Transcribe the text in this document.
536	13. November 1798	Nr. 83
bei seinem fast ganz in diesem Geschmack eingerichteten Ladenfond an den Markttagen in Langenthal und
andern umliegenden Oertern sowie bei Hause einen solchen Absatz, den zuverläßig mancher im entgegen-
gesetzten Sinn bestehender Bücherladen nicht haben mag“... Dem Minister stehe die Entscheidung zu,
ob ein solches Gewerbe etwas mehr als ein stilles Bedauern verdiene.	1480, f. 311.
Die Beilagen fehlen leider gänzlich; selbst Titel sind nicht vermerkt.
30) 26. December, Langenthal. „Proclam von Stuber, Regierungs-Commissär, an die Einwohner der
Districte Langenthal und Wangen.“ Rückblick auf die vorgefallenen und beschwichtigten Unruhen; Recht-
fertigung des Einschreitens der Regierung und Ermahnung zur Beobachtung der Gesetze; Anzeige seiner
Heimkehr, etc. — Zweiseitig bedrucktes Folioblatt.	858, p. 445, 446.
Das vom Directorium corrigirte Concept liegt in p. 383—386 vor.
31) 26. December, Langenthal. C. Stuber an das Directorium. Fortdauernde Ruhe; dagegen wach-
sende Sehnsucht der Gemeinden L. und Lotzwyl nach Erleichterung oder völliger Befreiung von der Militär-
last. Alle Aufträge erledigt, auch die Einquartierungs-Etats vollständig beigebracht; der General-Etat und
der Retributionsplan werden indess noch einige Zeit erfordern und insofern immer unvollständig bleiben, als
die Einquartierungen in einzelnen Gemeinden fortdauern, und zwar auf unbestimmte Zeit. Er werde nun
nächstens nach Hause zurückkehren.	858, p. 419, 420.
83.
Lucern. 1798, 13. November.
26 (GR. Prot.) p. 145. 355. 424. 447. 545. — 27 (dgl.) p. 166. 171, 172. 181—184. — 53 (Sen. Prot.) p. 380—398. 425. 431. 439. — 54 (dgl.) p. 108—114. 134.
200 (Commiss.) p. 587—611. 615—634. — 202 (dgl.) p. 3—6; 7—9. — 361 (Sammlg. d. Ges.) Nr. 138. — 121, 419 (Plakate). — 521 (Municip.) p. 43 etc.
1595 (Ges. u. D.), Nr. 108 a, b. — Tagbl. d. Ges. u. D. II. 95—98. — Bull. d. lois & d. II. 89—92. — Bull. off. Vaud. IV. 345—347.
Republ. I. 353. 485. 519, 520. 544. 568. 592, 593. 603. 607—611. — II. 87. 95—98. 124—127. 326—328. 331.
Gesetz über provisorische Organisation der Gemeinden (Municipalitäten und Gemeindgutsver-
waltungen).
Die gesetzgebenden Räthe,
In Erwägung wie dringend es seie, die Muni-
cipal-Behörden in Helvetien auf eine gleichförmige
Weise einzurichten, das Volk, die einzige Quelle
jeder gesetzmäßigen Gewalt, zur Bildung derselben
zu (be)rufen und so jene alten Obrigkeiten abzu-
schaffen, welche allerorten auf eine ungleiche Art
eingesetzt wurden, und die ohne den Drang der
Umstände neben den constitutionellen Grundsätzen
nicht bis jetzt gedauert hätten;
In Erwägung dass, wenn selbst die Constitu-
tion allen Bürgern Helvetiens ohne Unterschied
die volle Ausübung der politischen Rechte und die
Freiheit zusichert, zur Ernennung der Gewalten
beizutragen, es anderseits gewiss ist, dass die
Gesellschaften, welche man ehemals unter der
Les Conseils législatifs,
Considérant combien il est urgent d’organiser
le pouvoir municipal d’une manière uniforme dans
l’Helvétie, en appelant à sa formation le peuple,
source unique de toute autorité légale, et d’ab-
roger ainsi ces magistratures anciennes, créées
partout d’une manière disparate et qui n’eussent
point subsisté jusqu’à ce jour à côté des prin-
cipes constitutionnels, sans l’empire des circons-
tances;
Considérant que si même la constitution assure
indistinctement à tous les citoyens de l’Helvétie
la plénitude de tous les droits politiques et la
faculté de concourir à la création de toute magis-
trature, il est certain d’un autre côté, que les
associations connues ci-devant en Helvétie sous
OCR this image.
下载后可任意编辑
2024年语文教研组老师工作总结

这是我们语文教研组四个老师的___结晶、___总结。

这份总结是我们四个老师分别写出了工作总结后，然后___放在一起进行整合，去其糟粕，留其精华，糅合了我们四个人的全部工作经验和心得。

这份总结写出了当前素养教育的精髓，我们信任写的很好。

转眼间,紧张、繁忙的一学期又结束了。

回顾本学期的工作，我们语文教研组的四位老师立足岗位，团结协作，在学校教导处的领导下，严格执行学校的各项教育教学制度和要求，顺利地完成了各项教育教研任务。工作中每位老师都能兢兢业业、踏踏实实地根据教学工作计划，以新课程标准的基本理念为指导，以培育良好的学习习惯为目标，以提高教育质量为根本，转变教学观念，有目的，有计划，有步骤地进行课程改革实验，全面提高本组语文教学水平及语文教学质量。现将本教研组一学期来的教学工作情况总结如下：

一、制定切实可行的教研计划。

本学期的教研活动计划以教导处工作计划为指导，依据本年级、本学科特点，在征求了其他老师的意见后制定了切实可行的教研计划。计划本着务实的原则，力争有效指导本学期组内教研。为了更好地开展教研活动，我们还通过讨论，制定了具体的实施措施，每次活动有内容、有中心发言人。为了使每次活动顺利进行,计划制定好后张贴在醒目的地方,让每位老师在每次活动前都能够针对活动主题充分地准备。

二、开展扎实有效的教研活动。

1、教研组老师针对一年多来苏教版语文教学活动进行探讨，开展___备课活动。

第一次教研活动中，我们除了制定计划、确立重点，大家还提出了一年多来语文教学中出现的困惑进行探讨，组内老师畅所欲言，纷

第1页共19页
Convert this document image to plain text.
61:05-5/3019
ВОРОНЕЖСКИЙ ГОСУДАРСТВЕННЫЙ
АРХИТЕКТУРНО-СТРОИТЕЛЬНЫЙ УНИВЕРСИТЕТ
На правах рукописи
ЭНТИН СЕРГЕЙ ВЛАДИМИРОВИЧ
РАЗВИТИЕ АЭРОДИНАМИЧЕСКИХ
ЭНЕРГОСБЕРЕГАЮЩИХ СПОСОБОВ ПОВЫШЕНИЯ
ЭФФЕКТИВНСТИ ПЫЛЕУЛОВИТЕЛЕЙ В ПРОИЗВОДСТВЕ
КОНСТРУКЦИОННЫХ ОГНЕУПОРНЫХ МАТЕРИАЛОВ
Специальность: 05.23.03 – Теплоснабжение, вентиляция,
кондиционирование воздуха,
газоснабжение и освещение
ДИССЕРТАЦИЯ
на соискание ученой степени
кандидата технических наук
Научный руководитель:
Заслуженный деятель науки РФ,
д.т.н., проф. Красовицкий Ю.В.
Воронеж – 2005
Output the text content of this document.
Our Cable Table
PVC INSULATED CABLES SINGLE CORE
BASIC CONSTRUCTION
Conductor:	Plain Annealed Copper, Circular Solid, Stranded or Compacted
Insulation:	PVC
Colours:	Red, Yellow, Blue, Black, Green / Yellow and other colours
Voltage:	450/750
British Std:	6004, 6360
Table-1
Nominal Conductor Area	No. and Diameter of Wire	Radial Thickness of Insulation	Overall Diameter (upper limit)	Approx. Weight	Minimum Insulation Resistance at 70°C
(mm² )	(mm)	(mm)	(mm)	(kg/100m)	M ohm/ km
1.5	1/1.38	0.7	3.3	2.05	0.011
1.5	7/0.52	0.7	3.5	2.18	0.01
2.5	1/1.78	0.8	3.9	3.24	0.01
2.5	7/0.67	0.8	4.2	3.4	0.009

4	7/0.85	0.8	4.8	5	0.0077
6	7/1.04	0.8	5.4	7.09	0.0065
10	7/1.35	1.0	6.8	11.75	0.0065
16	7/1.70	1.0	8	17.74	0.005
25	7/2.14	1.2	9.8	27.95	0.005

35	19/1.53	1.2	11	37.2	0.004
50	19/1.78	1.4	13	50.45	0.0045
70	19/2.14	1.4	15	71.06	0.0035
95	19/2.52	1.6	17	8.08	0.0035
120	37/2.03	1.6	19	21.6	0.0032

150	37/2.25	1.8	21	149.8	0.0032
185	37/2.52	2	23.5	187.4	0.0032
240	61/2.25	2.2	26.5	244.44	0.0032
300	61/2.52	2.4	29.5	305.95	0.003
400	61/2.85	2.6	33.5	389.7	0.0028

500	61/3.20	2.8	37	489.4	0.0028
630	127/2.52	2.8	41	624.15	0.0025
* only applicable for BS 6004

══════════════════════════════

▶ [Written problem]
Everything from the line containing "Output the text content of this document." to the end of the data above should be quoted exactly, please, both ends included, and nothing outside that span.

▶ [Answer to the problem]
Output the text content of this document.
Our Cable Table
PVC INSULATED CABLES SINGLE CORE
BASIC CONSTRUCTION
Conductor:	Plain Annealed Copper, Circular Solid, Stranded or Compacted
Insulation:	PVC
Colours:	Red, Yellow, Blue, Black, Green / Yellow and other colours
Voltage:	450/750
British Std:	6004, 6360
Table-1
Nominal Conductor Area	No. and Diameter of Wire	Radial Thickness of Insulation	Overall Diameter (upper limit)	Approx. Weight	Minimum Insulation Resistance at 70°C
(mm² )	(mm)	(mm)	(mm)	(kg/100m)	M ohm/ km
1.5	1/1.38	0.7	3.3	2.05	0.011
1.5	7/0.52	0.7	3.5	2.18	0.01
2.5	1/1.78	0.8	3.9	3.24	0.01
2.5	7/0.67	0.8	4.2	3.4	0.009

4	7/0.85	0.8	4.8	5	0.0077
6	7/1.04	0.8	5.4	7.09	0.0065
10	7/1.35	1.0	6.8	11.75	0.0065
16	7/1.70	1.0	8	17.74	0.005
25	7/2.14	1.2	9.8	27.95	0.005

35	19/1.53	1.2	11	37.2	0.004
50	19/1.78	1.4	13	50.45	0.0045
70	19/2.14	1.4	15	71.06	0.0035
95	19/2.52	1.6	17	8.08	0.0035
120	37/2.03	1.6	19	21.6	0.0032

150	37/2.25	1.8	21	149.8	0.0032
185	37/2.52	2	23.5	187.4	0.0032
240	61/2.25	2.2	26.5	244.44	0.0032
300	61/2.52	2.4	29.5	305.95	0.003
400	61/2.85	2.6	33.5	389.7	0.0028

500	61/3.20	2.8	37	489.4	0.0028
630	127/2.52	2.8	41	624.15	0.0025
* only applicable for BS 6004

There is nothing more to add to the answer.